# [Required task]
Provide a single number: the count of lines containing the string "xlabel".

# [Extracted material]

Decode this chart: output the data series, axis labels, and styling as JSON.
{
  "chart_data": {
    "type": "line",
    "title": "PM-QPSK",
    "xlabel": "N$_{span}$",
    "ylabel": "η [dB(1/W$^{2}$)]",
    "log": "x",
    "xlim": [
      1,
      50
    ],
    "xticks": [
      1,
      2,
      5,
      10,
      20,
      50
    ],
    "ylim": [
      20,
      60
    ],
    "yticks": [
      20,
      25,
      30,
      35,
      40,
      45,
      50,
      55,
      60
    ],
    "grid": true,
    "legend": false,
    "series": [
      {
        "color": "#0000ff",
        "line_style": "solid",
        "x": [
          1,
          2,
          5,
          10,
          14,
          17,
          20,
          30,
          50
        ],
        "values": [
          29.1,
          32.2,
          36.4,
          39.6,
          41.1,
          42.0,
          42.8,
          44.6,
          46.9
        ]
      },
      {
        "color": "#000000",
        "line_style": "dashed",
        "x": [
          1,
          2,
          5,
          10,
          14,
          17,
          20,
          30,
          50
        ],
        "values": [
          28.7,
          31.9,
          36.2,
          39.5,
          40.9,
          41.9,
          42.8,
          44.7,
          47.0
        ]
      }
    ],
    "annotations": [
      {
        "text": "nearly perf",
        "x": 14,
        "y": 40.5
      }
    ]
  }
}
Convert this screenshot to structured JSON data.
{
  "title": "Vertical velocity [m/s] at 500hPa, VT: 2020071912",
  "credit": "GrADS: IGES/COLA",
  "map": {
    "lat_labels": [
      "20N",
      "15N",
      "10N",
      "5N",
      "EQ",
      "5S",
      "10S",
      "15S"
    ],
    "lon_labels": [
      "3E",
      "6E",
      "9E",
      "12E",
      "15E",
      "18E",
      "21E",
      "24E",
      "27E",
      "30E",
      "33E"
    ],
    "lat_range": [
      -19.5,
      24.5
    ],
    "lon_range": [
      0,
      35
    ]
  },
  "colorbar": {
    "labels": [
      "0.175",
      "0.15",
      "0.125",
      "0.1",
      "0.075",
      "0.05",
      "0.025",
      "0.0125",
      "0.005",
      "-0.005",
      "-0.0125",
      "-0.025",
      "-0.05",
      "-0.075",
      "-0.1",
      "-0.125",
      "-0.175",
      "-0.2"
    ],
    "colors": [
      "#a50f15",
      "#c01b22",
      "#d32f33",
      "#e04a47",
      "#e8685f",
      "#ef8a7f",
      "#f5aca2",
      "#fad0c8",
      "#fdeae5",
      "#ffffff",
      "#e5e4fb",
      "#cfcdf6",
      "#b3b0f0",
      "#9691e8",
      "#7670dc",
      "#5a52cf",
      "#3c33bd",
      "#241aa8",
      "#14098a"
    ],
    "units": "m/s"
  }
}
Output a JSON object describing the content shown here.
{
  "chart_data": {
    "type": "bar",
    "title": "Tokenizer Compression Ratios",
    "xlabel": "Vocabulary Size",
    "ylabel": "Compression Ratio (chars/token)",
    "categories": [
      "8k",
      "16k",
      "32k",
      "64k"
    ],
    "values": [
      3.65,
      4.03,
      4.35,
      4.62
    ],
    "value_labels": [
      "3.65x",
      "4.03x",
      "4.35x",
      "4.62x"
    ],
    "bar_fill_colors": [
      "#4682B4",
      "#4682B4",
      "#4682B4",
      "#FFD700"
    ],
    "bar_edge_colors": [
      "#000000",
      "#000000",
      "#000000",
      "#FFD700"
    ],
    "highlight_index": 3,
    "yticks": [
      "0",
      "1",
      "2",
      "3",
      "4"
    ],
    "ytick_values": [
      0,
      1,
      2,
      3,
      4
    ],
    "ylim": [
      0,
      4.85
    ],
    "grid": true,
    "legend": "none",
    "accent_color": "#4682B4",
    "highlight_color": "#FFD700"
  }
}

# [Final answer]
2